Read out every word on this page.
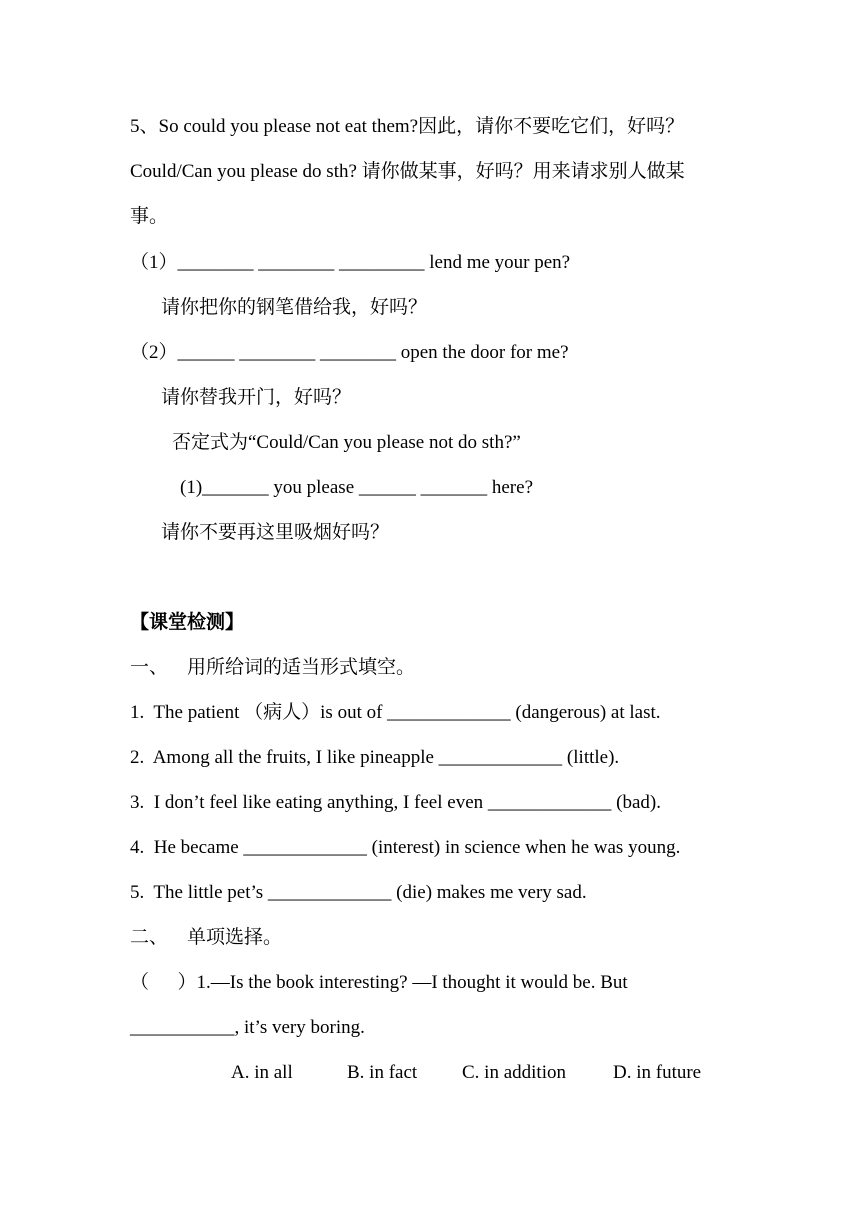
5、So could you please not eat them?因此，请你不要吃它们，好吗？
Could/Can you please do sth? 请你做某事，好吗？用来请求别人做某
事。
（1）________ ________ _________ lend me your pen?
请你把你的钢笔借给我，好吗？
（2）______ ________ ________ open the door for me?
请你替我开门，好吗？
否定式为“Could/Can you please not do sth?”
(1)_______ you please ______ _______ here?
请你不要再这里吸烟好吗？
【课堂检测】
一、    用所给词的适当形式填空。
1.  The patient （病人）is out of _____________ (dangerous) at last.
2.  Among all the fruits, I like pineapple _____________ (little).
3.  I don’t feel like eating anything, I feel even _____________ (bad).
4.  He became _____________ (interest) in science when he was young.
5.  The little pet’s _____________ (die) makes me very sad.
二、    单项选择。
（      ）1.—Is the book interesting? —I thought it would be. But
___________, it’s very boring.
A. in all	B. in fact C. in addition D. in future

-- -- --

● **Exercise aim**
Take the records above and transcribe them exactly, dropping every picture.

● **Task answer**
Read out every word on this page.
5、So could you please not eat them?因此，请你不要吃它们，好吗？
Could/Can you please do sth? 请你做某事，好吗？用来请求别人做某
事。
（1）________ ________ _________ lend me your pen?
请你把你的钢笔借给我，好吗？
（2）______ ________ ________ open the door for me?
请你替我开门，好吗？
否定式为“Could/Can you please not do sth?”
(1)_______ you please ______ _______ here?
请你不要再这里吸烟好吗？
【课堂检测】
一、    用所给词的适当形式填空。
1.  The patient （病人）is out of _____________ (dangerous) at last.
2.  Among all the fruits, I like pineapple _____________ (little).
3.  I don’t feel like eating anything, I feel even _____________ (bad).
4.  He became _____________ (interest) in science when he was young.
5.  The little pet’s _____________ (die) makes me very sad.
二、    单项选择。
（      ）1.—Is the book interesting? —I thought it would be. But
___________, it’s very boring.
A. in all	B. in fact C. in addition D. in future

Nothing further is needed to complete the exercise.